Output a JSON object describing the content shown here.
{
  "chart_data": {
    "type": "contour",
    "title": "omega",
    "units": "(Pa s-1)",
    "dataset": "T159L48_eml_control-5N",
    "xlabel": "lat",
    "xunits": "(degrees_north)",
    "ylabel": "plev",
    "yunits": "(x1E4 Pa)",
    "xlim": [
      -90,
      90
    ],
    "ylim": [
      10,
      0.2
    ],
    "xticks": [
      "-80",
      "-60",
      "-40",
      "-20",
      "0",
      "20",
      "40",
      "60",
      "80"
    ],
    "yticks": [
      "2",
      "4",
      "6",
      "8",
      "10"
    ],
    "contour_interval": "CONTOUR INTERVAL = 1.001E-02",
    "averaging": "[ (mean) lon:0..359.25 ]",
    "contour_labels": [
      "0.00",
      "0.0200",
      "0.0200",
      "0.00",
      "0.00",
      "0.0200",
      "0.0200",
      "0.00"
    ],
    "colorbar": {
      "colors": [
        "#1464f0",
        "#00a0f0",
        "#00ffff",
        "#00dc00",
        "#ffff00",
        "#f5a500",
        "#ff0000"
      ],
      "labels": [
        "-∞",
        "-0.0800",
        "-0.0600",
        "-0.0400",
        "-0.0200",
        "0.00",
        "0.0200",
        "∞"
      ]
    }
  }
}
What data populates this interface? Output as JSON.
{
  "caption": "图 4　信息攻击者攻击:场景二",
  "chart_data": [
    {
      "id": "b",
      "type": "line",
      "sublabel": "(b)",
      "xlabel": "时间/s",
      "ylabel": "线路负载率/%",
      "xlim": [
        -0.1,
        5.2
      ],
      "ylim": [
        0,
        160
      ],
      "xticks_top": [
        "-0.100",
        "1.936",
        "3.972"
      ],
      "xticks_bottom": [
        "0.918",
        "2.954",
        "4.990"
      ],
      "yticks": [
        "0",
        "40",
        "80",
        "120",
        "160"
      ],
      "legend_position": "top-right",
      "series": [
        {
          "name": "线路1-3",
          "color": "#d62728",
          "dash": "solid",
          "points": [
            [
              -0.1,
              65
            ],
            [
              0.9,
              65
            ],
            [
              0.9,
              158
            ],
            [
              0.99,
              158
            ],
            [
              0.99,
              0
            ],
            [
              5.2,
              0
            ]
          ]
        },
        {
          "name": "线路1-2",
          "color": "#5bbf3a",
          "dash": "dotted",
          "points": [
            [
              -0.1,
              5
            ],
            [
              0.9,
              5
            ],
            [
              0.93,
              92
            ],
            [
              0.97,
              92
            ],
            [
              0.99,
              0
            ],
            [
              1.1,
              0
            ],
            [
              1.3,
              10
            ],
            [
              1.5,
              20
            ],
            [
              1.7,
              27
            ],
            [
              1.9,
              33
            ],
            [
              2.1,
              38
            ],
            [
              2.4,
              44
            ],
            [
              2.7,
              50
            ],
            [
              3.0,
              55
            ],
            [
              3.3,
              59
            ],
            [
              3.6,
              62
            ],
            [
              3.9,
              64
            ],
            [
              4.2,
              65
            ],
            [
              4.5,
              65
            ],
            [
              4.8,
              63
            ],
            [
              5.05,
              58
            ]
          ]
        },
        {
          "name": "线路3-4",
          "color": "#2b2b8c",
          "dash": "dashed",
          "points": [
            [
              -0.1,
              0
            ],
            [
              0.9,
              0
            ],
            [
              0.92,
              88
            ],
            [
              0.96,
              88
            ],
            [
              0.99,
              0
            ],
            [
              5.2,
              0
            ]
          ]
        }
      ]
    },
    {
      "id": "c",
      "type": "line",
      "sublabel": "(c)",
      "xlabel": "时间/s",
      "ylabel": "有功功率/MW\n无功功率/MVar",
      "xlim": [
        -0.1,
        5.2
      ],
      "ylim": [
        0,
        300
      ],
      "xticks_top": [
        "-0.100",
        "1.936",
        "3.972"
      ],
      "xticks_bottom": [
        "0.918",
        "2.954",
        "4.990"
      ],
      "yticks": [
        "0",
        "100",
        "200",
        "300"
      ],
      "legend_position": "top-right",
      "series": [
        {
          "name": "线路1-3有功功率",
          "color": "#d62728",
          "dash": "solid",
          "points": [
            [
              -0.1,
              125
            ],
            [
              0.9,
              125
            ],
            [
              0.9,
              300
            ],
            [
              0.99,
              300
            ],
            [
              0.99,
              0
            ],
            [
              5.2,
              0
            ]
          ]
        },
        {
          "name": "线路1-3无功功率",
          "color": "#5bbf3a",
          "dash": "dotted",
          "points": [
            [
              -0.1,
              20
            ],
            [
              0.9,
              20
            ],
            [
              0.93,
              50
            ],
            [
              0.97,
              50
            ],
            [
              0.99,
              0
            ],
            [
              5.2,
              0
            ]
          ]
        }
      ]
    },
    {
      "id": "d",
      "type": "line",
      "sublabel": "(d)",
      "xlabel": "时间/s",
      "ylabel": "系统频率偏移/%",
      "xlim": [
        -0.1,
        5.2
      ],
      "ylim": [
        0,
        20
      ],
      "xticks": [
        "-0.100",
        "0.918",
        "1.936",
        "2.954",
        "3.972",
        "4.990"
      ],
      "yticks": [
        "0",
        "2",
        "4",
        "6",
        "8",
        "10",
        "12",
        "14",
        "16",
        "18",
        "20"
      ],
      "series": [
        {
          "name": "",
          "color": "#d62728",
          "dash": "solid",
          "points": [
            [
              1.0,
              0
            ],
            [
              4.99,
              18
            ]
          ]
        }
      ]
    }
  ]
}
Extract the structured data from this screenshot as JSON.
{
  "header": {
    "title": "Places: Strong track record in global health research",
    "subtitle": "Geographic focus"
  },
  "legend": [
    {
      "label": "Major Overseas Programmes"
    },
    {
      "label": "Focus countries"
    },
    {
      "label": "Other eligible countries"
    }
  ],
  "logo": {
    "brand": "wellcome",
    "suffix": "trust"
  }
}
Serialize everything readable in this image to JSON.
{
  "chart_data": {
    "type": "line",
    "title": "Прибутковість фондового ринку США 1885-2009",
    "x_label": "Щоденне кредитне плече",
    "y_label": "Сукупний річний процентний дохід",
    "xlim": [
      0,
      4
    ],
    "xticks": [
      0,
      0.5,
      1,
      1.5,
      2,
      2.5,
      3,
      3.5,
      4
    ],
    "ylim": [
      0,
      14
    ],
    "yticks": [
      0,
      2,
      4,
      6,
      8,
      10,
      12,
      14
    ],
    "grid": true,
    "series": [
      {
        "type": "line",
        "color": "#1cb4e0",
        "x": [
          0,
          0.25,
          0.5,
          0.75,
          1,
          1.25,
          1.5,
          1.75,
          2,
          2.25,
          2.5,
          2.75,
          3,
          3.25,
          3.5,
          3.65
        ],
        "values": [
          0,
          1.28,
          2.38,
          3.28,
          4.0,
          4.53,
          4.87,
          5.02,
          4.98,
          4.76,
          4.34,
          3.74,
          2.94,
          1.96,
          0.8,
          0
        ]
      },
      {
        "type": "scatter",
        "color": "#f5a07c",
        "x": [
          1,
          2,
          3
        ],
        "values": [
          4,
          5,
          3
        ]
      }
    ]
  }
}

######

Goal: Provide an exact reproduction of all the entries shown above.

The completed task:
Output a JSON object describing the content shown here.
{
  "chart_data": {
    "type": "contour",
    "title": "omega",
    "units": "(Pa s-1)",
    "dataset": "T159L48_eml_control-5N",
    "xlabel": "lat",
    "xunits": "(degrees_north)",
    "ylabel": "plev",
    "yunits": "(x1E4 Pa)",
    "xlim": [
      -90,
      90
    ],
    "ylim": [
      10,
      0.2
    ],
    "xticks": [
      "-80",
      "-60",
      "-40",
      "-20",
      "0",
      "20",
      "40",
      "60",
      "80"
    ],
    "yticks": [
      "2",
      "4",
      "6",
      "8",
      "10"
    ],
    "contour_interval": "CONTOUR INTERVAL = 1.001E-02",
    "averaging": "[ (mean) lon:0..359.25 ]",
    "contour_labels": [
      "0.00",
      "0.0200",
      "0.0200",
      "0.00",
      "0.00",
      "0.0200",
      "0.0200",
      "0.00"
    ],
    "colorbar": {
      "colors": [
        "#1464f0",
        "#00a0f0",
        "#00ffff",
        "#00dc00",
        "#ffff00",
        "#f5a500",
        "#ff0000"
      ],
      "labels": [
        "-∞",
        "-0.0800",
        "-0.0600",
        "-0.0400",
        "-0.0200",
        "0.00",
        "0.0200",
        "∞"
      ]
    }
  }
}
What data populates this interface? Output as JSON.
{
  "caption": "图 4　信息攻击者攻击:场景二",
  "chart_data": [
    {
      "id": "b",
      "type": "line",
      "sublabel": "(b)",
      "xlabel": "时间/s",
      "ylabel": "线路负载率/%",
      "xlim": [
        -0.1,
        5.2
      ],
      "ylim": [
        0,
        160
      ],
      "xticks_top": [
        "-0.100",
        "1.936",
        "3.972"
      ],
      "xticks_bottom": [
        "0.918",
        "2.954",
        "4.990"
      ],
      "yticks": [
        "0",
        "40",
        "80",
        "120",
        "160"
      ],
      "legend_position": "top-right",
      "series": [
        {
          "name": "线路1-3",
          "color": "#d62728",
          "dash": "solid",
          "points": [
            [
              -0.1,
              65
            ],
            [
              0.9,
              65
            ],
            [
              0.9,
              158
            ],
            [
              0.99,
              158
            ],
            [
              0.99,
              0
            ],
            [
              5.2,
              0
            ]
          ]
        },
        {
          "name": "线路1-2",
          "color": "#5bbf3a",
          "dash": "dotted",
          "points": [
            [
              -0.1,
              5
            ],
            [
              0.9,
              5
            ],
            [
              0.93,
              92
            ],
            [
              0.97,
              92
            ],
            [
              0.99,
              0
            ],
            [
              1.1,
              0
            ],
            [
              1.3,
              10
            ],
            [
              1.5,
              20
            ],
            [
              1.7,
              27
            ],
            [
              1.9,
              33
            ],
            [
              2.1,
              38
            ],
            [
              2.4,
              44
            ],
            [
              2.7,
              50
            ],
            [
              3.0,
              55
            ],
            [
              3.3,
              59
            ],
            [
              3.6,
              62
            ],
            [
              3.9,
              64
            ],
            [
              4.2,
              65
            ],
            [
              4.5,
              65
            ],
            [
              4.8,
              63
            ],
            [
              5.05,
              58
            ]
          ]
        },
        {
          "name": "线路3-4",
          "color": "#2b2b8c",
          "dash": "dashed",
          "points": [
            [
              -0.1,
              0
            ],
            [
              0.9,
              0
            ],
            [
              0.92,
              88
            ],
            [
              0.96,
              88
            ],
            [
              0.99,
              0
            ],
            [
              5.2,
              0
            ]
          ]
        }
      ]
    },
    {
      "id": "c",
      "type": "line",
      "sublabel": "(c)",
      "xlabel": "时间/s",
      "ylabel": "有功功率/MW\n无功功率/MVar",
      "xlim": [
        -0.1,
        5.2
      ],
      "ylim": [
        0,
        300
      ],
      "xticks_top": [
        "-0.100",
        "1.936",
        "3.972"
      ],
      "xticks_bottom": [
        "0.918",
        "2.954",
        "4.990"
      ],
      "yticks": [
        "0",
        "100",
        "200",
        "300"
      ],
      "legend_position": "top-right",
      "series": [
        {
          "name": "线路1-3有功功率",
          "color": "#d62728",
          "dash": "solid",
          "points": [
            [
              -0.1,
              125
            ],
            [
              0.9,
              125
            ],
            [
              0.9,
              300
            ],
            [
              0.99,
              300
            ],
            [
              0.99,
              0
            ],
            [
              5.2,
              0
            ]
          ]
        },
        {
          "name": "线路1-3无功功率",
          "color": "#5bbf3a",
          "dash": "dotted",
          "points": [
            [
              -0.1,
              20
            ],
            [
              0.9,
              20
            ],
            [
              0.93,
              50
            ],
            [
              0.97,
              50
            ],
            [
              0.99,
              0
            ],
            [
              5.2,
              0
            ]
          ]
        }
      ]
    },
    {
      "id": "d",
      "type": "line",
      "sublabel": "(d)",
      "xlabel": "时间/s",
      "ylabel": "系统频率偏移/%",
      "xlim": [
        -0.1,
        5.2
      ],
      "ylim": [
        0,
        20
      ],
      "xticks": [
        "-0.100",
        "0.918",
        "1.936",
        "2.954",
        "3.972",
        "4.990"
      ],
      "yticks": [
        "0",
        "2",
        "4",
        "6",
        "8",
        "10",
        "12",
        "14",
        "16",
        "18",
        "20"
      ],
      "series": [
        {
          "name": "",
          "color": "#d62728",
          "dash": "solid",
          "points": [
            [
              1.0,
              0
            ],
            [
              4.99,
              18
            ]
          ]
        }
      ]
    }
  ]
}
Extract the structured data from this screenshot as JSON.
{
  "header": {
    "title": "Places: Strong track record in global health research",
    "subtitle": "Geographic focus"
  },
  "legend": [
    {
      "label": "Major Overseas Programmes"
    },
    {
      "label": "Focus countries"
    },
    {
      "label": "Other eligible countries"
    }
  ],
  "logo": {
    "brand": "wellcome",
    "suffix": "trust"
  }
}
Serialize everything readable in this image to JSON.
{
  "chart_data": {
    "type": "line",
    "title": "Прибутковість фондового ринку США 1885-2009",
    "x_label": "Щоденне кредитне плече",
    "y_label": "Сукупний річний процентний дохід",
    "xlim": [
      0,
      4
    ],
    "xticks": [
      0,
      0.5,
      1,
      1.5,
      2,
      2.5,
      3,
      3.5,
      4
    ],
    "ylim": [
      0,
      14
    ],
    "yticks": [
      0,
      2,
      4,
      6,
      8,
      10,
      12,
      14
    ],
    "grid": true,
    "series": [
      {
        "type": "line",
        "color": "#1cb4e0",
        "x": [
          0,
          0.25,
          0.5,
          0.75,
          1,
          1.25,
          1.5,
          1.75,
          2,
          2.25,
          2.5,
          2.75,
          3,
          3.25,
          3.5,
          3.65
        ],
        "values": [
          0,
          1.28,
          2.38,
          3.28,
          4.0,
          4.53,
          4.87,
          5.02,
          4.98,
          4.76,
          4.34,
          3.74,
          2.94,
          1.96,
          0.8,
          0
        ]
      },
      {
        "type": "scatter",
        "color": "#f5a07c",
        "x": [
          1,
          2,
          3
        ],
        "values": [
          4,
          5,
          3
        ]
      }
    ]
  }
}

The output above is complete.